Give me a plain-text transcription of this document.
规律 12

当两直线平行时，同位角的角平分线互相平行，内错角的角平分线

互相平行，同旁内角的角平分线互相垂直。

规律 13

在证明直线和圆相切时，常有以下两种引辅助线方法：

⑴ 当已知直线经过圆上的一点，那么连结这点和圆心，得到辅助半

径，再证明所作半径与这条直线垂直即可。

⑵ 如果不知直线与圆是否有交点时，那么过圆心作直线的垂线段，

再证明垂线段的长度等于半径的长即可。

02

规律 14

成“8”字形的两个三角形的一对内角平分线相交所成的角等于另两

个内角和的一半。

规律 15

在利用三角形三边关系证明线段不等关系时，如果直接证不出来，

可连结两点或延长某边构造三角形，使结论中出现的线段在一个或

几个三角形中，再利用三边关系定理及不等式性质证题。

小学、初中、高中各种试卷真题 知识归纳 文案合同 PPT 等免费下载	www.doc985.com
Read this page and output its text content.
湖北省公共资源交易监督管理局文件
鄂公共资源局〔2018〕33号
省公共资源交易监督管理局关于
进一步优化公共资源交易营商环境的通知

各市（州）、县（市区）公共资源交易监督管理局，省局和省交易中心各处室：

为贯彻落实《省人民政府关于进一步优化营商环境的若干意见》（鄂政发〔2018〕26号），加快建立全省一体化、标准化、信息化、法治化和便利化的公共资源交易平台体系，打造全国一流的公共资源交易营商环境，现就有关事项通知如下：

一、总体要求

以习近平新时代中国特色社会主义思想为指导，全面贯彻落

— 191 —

☆ ☆ ☆ ☆ ☆ ☆ ☆

§ Instructions to follow
Show every line from the entries above in which the word "text" appears.

§ Exercise output
Give me a plain-text transcription of this document.
Read this page and output its text content.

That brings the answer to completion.